### Material for this task

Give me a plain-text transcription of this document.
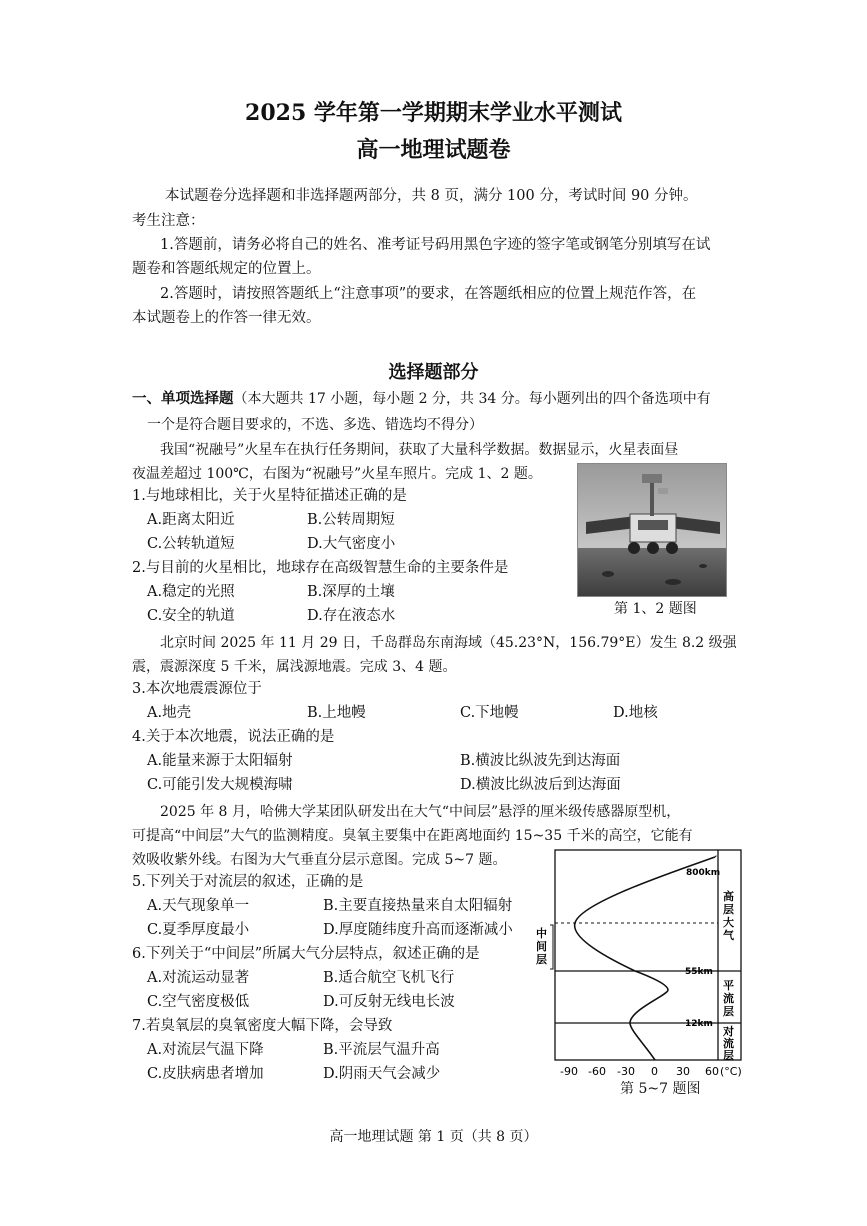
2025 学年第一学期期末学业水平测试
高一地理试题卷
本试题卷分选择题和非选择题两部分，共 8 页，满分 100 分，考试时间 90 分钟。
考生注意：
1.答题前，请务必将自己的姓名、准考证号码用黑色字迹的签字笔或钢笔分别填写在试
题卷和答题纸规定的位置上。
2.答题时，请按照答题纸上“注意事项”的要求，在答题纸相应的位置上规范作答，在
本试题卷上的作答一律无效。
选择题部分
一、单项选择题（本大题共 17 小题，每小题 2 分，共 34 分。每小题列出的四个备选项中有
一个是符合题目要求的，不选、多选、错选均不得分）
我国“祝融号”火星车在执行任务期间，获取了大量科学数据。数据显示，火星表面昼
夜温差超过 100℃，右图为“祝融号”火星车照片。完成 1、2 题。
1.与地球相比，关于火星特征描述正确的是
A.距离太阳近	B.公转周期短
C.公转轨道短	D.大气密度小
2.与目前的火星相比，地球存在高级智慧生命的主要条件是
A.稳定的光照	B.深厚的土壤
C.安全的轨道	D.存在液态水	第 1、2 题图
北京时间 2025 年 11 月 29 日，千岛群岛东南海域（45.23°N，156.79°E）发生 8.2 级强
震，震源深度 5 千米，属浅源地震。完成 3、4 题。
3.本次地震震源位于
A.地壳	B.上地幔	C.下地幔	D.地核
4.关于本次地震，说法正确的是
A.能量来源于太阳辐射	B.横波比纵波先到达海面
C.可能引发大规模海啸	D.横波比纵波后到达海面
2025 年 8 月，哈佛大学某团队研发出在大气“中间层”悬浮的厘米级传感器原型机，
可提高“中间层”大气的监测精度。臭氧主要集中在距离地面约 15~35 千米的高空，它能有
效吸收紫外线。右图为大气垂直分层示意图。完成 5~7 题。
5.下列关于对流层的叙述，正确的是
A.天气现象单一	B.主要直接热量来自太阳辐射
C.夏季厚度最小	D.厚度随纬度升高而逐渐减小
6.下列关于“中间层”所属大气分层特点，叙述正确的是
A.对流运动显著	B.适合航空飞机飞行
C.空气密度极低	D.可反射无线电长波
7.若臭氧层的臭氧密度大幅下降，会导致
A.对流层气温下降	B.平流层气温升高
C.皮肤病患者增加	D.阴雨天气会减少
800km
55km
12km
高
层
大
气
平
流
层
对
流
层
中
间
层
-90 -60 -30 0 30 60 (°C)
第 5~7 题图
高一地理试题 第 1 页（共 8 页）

### What you are asked to do
Please write out all the data again word for word, but not the pictures.

### Exercise solution
Give me a plain-text transcription of this document.
2025 学年第一学期期末学业水平测试
高一地理试题卷
本试题卷分选择题和非选择题两部分，共 8 页，满分 100 分，考试时间 90 分钟。
考生注意：
1.答题前，请务必将自己的姓名、准考证号码用黑色字迹的签字笔或钢笔分别填写在试
题卷和答题纸规定的位置上。
2.答题时，请按照答题纸上“注意事项”的要求，在答题纸相应的位置上规范作答，在
本试题卷上的作答一律无效。
选择题部分
一、单项选择题（本大题共 17 小题，每小题 2 分，共 34 分。每小题列出的四个备选项中有
一个是符合题目要求的，不选、多选、错选均不得分）
我国“祝融号”火星车在执行任务期间，获取了大量科学数据。数据显示，火星表面昼
夜温差超过 100℃，右图为“祝融号”火星车照片。完成 1、2 题。
1.与地球相比，关于火星特征描述正确的是
A.距离太阳近	B.公转周期短
C.公转轨道短	D.大气密度小
2.与目前的火星相比，地球存在高级智慧生命的主要条件是
A.稳定的光照	B.深厚的土壤
C.安全的轨道	D.存在液态水	第 1、2 题图
北京时间 2025 年 11 月 29 日，千岛群岛东南海域（45.23°N，156.79°E）发生 8.2 级强
震，震源深度 5 千米，属浅源地震。完成 3、4 题。
3.本次地震震源位于
A.地壳	B.上地幔	C.下地幔	D.地核
4.关于本次地震，说法正确的是
A.能量来源于太阳辐射	B.横波比纵波先到达海面
C.可能引发大规模海啸	D.横波比纵波后到达海面
2025 年 8 月，哈佛大学某团队研发出在大气“中间层”悬浮的厘米级传感器原型机，
可提高“中间层”大气的监测精度。臭氧主要集中在距离地面约 15~35 千米的高空，它能有
效吸收紫外线。右图为大气垂直分层示意图。完成 5~7 题。
5.下列关于对流层的叙述，正确的是
A.天气现象单一	B.主要直接热量来自太阳辐射
C.夏季厚度最小	D.厚度随纬度升高而逐渐减小
6.下列关于“中间层”所属大气分层特点，叙述正确的是
A.对流运动显著	B.适合航空飞机飞行
C.空气密度极低	D.可反射无线电长波
7.若臭氧层的臭氧密度大幅下降，会导致
A.对流层气温下降	B.平流层气温升高
C.皮肤病患者增加	D.阴雨天气会减少
800km
55km
12km
高
层
大
气
平
流
层
对
流
层
中
间
层
-90 -60 -30 0 30 60 (°C)
第 5~7 题图
高一地理试题 第 1 页（共 8 页）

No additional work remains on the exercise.